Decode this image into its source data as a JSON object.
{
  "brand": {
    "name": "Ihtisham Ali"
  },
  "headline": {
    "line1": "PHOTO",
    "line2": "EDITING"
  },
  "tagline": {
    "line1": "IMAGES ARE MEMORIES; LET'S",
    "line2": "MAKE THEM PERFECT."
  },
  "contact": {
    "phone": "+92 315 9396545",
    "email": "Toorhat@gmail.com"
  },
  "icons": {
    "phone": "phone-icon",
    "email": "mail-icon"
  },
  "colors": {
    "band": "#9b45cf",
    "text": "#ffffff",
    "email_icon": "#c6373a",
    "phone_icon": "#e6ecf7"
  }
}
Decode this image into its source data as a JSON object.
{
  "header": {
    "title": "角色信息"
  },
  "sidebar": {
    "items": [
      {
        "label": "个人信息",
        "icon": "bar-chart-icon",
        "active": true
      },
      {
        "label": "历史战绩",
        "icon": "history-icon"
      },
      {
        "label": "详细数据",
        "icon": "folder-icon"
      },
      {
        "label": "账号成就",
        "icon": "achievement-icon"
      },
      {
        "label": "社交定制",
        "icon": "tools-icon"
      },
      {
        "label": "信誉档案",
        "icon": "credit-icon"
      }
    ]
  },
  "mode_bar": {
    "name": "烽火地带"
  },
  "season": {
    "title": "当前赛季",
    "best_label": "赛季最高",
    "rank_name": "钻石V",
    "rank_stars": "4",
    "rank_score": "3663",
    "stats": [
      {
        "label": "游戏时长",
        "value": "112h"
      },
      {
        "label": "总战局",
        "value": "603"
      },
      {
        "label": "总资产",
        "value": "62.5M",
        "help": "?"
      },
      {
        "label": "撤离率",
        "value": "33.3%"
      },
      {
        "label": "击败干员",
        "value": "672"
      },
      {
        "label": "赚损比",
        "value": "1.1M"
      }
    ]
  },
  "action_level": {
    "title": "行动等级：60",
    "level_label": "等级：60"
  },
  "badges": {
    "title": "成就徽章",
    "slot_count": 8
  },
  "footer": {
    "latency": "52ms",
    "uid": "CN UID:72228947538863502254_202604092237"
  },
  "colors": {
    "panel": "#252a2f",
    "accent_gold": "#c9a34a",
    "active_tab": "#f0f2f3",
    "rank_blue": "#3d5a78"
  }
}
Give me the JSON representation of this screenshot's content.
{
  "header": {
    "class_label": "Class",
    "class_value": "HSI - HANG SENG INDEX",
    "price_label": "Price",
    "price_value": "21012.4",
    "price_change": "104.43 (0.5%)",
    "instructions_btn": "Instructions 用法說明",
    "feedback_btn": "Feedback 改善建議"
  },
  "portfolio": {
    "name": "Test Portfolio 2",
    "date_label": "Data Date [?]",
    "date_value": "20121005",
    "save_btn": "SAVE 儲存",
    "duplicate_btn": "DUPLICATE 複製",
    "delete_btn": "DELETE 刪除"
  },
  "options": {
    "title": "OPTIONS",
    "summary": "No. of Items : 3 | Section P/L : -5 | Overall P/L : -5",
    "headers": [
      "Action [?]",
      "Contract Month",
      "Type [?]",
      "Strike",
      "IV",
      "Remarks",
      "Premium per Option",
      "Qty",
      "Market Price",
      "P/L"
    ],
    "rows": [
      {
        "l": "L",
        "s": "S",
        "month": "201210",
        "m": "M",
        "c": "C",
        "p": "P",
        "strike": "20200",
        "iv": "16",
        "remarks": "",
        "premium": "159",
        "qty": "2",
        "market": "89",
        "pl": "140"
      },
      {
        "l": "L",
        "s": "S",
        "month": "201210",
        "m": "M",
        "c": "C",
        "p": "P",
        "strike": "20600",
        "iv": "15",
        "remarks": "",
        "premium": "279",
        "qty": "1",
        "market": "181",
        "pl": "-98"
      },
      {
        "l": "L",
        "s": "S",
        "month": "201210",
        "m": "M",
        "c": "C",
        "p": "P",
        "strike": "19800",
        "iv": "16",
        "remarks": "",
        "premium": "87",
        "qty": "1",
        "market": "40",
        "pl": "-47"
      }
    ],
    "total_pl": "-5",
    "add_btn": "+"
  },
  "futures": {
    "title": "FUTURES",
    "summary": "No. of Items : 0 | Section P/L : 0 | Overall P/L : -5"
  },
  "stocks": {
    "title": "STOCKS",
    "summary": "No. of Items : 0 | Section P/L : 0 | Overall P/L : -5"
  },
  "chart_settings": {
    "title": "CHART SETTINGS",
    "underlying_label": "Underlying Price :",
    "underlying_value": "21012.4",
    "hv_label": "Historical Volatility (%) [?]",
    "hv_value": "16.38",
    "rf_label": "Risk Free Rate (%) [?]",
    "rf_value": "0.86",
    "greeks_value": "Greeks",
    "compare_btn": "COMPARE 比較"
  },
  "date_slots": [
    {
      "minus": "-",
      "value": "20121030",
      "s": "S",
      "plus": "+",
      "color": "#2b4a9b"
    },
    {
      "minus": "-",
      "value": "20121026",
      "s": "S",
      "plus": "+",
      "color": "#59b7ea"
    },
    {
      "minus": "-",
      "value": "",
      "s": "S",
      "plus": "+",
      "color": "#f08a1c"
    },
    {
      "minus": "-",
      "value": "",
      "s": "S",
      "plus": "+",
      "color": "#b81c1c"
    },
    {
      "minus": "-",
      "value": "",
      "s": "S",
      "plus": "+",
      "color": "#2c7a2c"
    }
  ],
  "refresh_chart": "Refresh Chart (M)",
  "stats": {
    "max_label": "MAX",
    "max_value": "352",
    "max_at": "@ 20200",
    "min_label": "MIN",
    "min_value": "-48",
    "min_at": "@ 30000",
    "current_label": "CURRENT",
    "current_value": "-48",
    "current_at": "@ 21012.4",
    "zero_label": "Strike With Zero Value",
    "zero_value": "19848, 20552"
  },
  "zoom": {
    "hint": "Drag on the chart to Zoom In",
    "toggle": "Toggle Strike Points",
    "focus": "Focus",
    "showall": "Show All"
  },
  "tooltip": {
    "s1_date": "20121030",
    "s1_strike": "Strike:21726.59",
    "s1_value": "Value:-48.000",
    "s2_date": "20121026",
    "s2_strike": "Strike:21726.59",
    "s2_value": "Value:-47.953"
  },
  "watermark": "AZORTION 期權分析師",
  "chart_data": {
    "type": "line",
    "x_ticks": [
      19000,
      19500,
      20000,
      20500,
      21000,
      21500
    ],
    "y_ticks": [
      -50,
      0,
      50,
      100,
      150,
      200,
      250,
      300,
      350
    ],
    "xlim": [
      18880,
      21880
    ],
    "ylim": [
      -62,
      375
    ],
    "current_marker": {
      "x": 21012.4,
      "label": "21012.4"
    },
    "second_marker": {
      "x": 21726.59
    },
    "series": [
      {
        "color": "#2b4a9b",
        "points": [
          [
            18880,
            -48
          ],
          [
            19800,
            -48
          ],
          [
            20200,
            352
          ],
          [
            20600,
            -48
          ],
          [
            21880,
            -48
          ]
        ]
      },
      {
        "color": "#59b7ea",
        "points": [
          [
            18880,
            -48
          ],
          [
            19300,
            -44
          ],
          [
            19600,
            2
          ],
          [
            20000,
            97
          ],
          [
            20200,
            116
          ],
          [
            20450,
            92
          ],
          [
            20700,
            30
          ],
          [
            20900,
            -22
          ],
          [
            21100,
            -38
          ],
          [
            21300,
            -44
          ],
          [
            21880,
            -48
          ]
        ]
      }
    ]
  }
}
------------------------------
▶ _Goal of the exercise_
Repeat the entries exactly, all of them.

▶ _Final result_
Decode this image into its source data as a JSON object.
{
  "brand": {
    "name": "Ihtisham Ali"
  },
  "headline": {
    "line1": "PHOTO",
    "line2": "EDITING"
  },
  "tagline": {
    "line1": "IMAGES ARE MEMORIES; LET'S",
    "line2": "MAKE THEM PERFECT."
  },
  "contact": {
    "phone": "+92 315 9396545",
    "email": "Toorhat@gmail.com"
  },
  "icons": {
    "phone": "phone-icon",
    "email": "mail-icon"
  },
  "colors": {
    "band": "#9b45cf",
    "text": "#ffffff",
    "email_icon": "#c6373a",
    "phone_icon": "#e6ecf7"
  }
}
Decode this image into its source data as a JSON object.
{
  "header": {
    "title": "角色信息"
  },
  "sidebar": {
    "items": [
      {
        "label": "个人信息",
        "icon": "bar-chart-icon",
        "active": true
      },
      {
        "label": "历史战绩",
        "icon": "history-icon"
      },
      {
        "label": "详细数据",
        "icon": "folder-icon"
      },
      {
        "label": "账号成就",
        "icon": "achievement-icon"
      },
      {
        "label": "社交定制",
        "icon": "tools-icon"
      },
      {
        "label": "信誉档案",
        "icon": "credit-icon"
      }
    ]
  },
  "mode_bar": {
    "name": "烽火地带"
  },
  "season": {
    "title": "当前赛季",
    "best_label": "赛季最高",
    "rank_name": "钻石V",
    "rank_stars": "4",
    "rank_score": "3663",
    "stats": [
      {
        "label": "游戏时长",
        "value": "112h"
      },
      {
        "label": "总战局",
        "value": "603"
      },
      {
        "label": "总资产",
        "value": "62.5M",
        "help": "?"
      },
      {
        "label": "撤离率",
        "value": "33.3%"
      },
      {
        "label": "击败干员",
        "value": "672"
      },
      {
        "label": "赚损比",
        "value": "1.1M"
      }
    ]
  },
  "action_level": {
    "title": "行动等级：60",
    "level_label": "等级：60"
  },
  "badges": {
    "title": "成就徽章",
    "slot_count": 8
  },
  "footer": {
    "latency": "52ms",
    "uid": "CN UID:72228947538863502254_202604092237"
  },
  "colors": {
    "panel": "#252a2f",
    "accent_gold": "#c9a34a",
    "active_tab": "#f0f2f3",
    "rank_blue": "#3d5a78"
  }
}
Give me the JSON representation of this screenshot's content.
{
  "header": {
    "class_label": "Class",
    "class_value": "HSI - HANG SENG INDEX",
    "price_label": "Price",
    "price_value": "21012.4",
    "price_change": "104.43 (0.5%)",
    "instructions_btn": "Instructions 用法說明",
    "feedback_btn": "Feedback 改善建議"
  },
  "portfolio": {
    "name": "Test Portfolio 2",
    "date_label": "Data Date [?]",
    "date_value": "20121005",
    "save_btn": "SAVE 儲存",
    "duplicate_btn": "DUPLICATE 複製",
    "delete_btn": "DELETE 刪除"
  },
  "options": {
    "title": "OPTIONS",
    "summary": "No. of Items : 3 | Section P/L : -5 | Overall P/L : -5",
    "headers": [
      "Action [?]",
      "Contract Month",
      "Type [?]",
      "Strike",
      "IV",
      "Remarks",
      "Premium per Option",
      "Qty",
      "Market Price",
      "P/L"
    ],
    "rows": [
      {
        "l": "L",
        "s": "S",
        "month": "201210",
        "m": "M",
        "c": "C",
        "p": "P",
        "strike": "20200",
        "iv": "16",
        "remarks": "",
        "premium": "159",
        "qty": "2",
        "market": "89",
        "pl": "140"
      },
      {
        "l": "L",
        "s": "S",
        "month": "201210",
        "m": "M",
        "c": "C",
        "p": "P",
        "strike": "20600",
        "iv": "15",
        "remarks": "",
        "premium": "279",
        "qty": "1",
        "market": "181",
        "pl": "-98"
      },
      {
        "l": "L",
        "s": "S",
        "month": "201210",
        "m": "M",
        "c": "C",
        "p": "P",
        "strike": "19800",
        "iv": "16",
        "remarks": "",
        "premium": "87",
        "qty": "1",
        "market": "40",
        "pl": "-47"
      }
    ],
    "total_pl": "-5",
    "add_btn": "+"
  },
  "futures": {
    "title": "FUTURES",
    "summary": "No. of Items : 0 | Section P/L : 0 | Overall P/L : -5"
  },
  "stocks": {
    "title": "STOCKS",
    "summary": "No. of Items : 0 | Section P/L : 0 | Overall P/L : -5"
  },
  "chart_settings": {
    "title": "CHART SETTINGS",
    "underlying_label": "Underlying Price :",
    "underlying_value": "21012.4",
    "hv_label": "Historical Volatility (%) [?]",
    "hv_value": "16.38",
    "rf_label": "Risk Free Rate (%) [?]",
    "rf_value": "0.86",
    "greeks_value": "Greeks",
    "compare_btn": "COMPARE 比較"
  },
  "date_slots": [
    {
      "minus": "-",
      "value": "20121030",
      "s": "S",
      "plus": "+",
      "color": "#2b4a9b"
    },
    {
      "minus": "-",
      "value": "20121026",
      "s": "S",
      "plus": "+",
      "color": "#59b7ea"
    },
    {
      "minus": "-",
      "value": "",
      "s": "S",
      "plus": "+",
      "color": "#f08a1c"
    },
    {
      "minus": "-",
      "value": "",
      "s": "S",
      "plus": "+",
      "color": "#b81c1c"
    },
    {
      "minus": "-",
      "value": "",
      "s": "S",
      "plus": "+",
      "color": "#2c7a2c"
    }
  ],
  "refresh_chart": "Refresh Chart (M)",
  "stats": {
    "max_label": "MAX",
    "max_value": "352",
    "max_at": "@ 20200",
    "min_label": "MIN",
    "min_value": "-48",
    "min_at": "@ 30000",
    "current_label": "CURRENT",
    "current_value": "-48",
    "current_at": "@ 21012.4",
    "zero_label": "Strike With Zero Value",
    "zero_value": "19848, 20552"
  },
  "zoom": {
    "hint": "Drag on the chart to Zoom In",
    "toggle": "Toggle Strike Points",
    "focus": "Focus",
    "showall": "Show All"
  },
  "tooltip": {
    "s1_date": "20121030",
    "s1_strike": "Strike:21726.59",
    "s1_value": "Value:-48.000",
    "s2_date": "20121026",
    "s2_strike": "Strike:21726.59",
    "s2_value": "Value:-47.953"
  },
  "watermark": "AZORTION 期權分析師",
  "chart_data": {
    "type": "line",
    "x_ticks": [
      19000,
      19500,
      20000,
      20500,
      21000,
      21500
    ],
    "y_ticks": [
      -50,
      0,
      50,
      100,
      150,
      200,
      250,
      300,
      350
    ],
    "xlim": [
      18880,
      21880
    ],
    "ylim": [
      -62,
      375
    ],
    "current_marker": {
      "x": 21012.4,
      "label": "21012.4"
    },
    "second_marker": {
      "x": 21726.59
    },
    "series": [
      {
        "color": "#2b4a9b",
        "points": [
          [
            18880,
            -48
          ],
          [
            19800,
            -48
          ],
          [
            20200,
            352
          ],
          [
            20600,
            -48
          ],
          [
            21880,
            -48
          ]
        ]
      },
      {
        "color": "#59b7ea",
        "points": [
          [
            18880,
            -48
          ],
          [
            19300,
            -44
          ],
          [
            19600,
            2
          ],
          [
            20000,
            97
          ],
          [
            20200,
            116
          ],
          [
            20450,
            92
          ],
          [
            20700,
            30
          ],
          [
            20900,
            -22
          ],
          [
            21100,
            -38
          ],
          [
            21300,
            -44
          ],
          [
            21880,
            -48
          ]
        ]
      }
    ]
  }
}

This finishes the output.